Records excerpted from a collection

********

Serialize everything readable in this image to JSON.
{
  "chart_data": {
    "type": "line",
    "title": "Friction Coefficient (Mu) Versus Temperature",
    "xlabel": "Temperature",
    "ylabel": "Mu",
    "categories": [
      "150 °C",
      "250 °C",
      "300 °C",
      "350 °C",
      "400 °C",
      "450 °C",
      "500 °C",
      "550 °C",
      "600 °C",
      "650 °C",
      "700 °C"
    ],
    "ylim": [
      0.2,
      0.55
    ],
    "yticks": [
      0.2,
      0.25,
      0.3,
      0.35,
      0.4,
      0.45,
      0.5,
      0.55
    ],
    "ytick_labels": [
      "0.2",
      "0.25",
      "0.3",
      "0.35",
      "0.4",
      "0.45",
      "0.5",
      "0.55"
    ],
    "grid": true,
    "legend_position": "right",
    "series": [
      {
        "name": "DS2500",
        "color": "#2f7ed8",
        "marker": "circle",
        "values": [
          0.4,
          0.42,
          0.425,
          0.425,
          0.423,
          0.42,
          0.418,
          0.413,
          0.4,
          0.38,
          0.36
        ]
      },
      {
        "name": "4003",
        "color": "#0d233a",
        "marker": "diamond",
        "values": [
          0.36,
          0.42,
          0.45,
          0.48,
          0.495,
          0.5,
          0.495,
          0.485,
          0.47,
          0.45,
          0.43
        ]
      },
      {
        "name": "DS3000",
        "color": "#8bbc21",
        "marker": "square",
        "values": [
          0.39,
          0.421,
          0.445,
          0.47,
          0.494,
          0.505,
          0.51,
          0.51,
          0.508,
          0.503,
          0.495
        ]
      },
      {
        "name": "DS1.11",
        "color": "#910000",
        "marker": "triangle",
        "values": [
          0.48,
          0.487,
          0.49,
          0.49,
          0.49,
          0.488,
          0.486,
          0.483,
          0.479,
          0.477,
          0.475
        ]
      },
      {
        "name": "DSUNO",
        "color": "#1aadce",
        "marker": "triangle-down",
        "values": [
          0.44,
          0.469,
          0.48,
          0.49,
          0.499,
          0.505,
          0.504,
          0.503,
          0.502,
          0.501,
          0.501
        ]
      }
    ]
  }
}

********

EXERCISE BRIEF:
Restate every entry word for word.

SOLUTION BELOW:
Serialize everything readable in this image to JSON.
{
  "chart_data": {
    "type": "line",
    "title": "Friction Coefficient (Mu) Versus Temperature",
    "xlabel": "Temperature",
    "ylabel": "Mu",
    "categories": [
      "150 °C",
      "250 °C",
      "300 °C",
      "350 °C",
      "400 °C",
      "450 °C",
      "500 °C",
      "550 °C",
      "600 °C",
      "650 °C",
      "700 °C"
    ],
    "ylim": [
      0.2,
      0.55
    ],
    "yticks": [
      0.2,
      0.25,
      0.3,
      0.35,
      0.4,
      0.45,
      0.5,
      0.55
    ],
    "ytick_labels": [
      "0.2",
      "0.25",
      "0.3",
      "0.35",
      "0.4",
      "0.45",
      "0.5",
      "0.55"
    ],
    "grid": true,
    "legend_position": "right",
    "series": [
      {
        "name": "DS2500",
        "color": "#2f7ed8",
        "marker": "circle",
        "values": [
          0.4,
          0.42,
          0.425,
          0.425,
          0.423,
          0.42,
          0.418,
          0.413,
          0.4,
          0.38,
          0.36
        ]
      },
      {
        "name": "4003",
        "color": "#0d233a",
        "marker": "diamond",
        "values": [
          0.36,
          0.42,
          0.45,
          0.48,
          0.495,
          0.5,
          0.495,
          0.485,
          0.47,
          0.45,
          0.43
        ]
      },
      {
        "name": "DS3000",
        "color": "#8bbc21",
        "marker": "square",
        "values": [
          0.39,
          0.421,
          0.445,
          0.47,
          0.494,
          0.505,
          0.51,
          0.51,
          0.508,
          0.503,
          0.495
        ]
      },
      {
        "name": "DS1.11",
        "color": "#910000",
        "marker": "triangle",
        "values": [
          0.48,
          0.487,
          0.49,
          0.49,
          0.49,
          0.488,
          0.486,
          0.483,
          0.479,
          0.477,
          0.475
        ]
      },
      {
        "name": "DSUNO",
        "color": "#1aadce",
        "marker": "triangle-down",
        "values": [
          0.44,
          0.469,
          0.48,
          0.49,
          0.499,
          0.505,
          0.504,
          0.503,
          0.502,
          0.501,
          0.501
        ]
      }
    ]
  }
}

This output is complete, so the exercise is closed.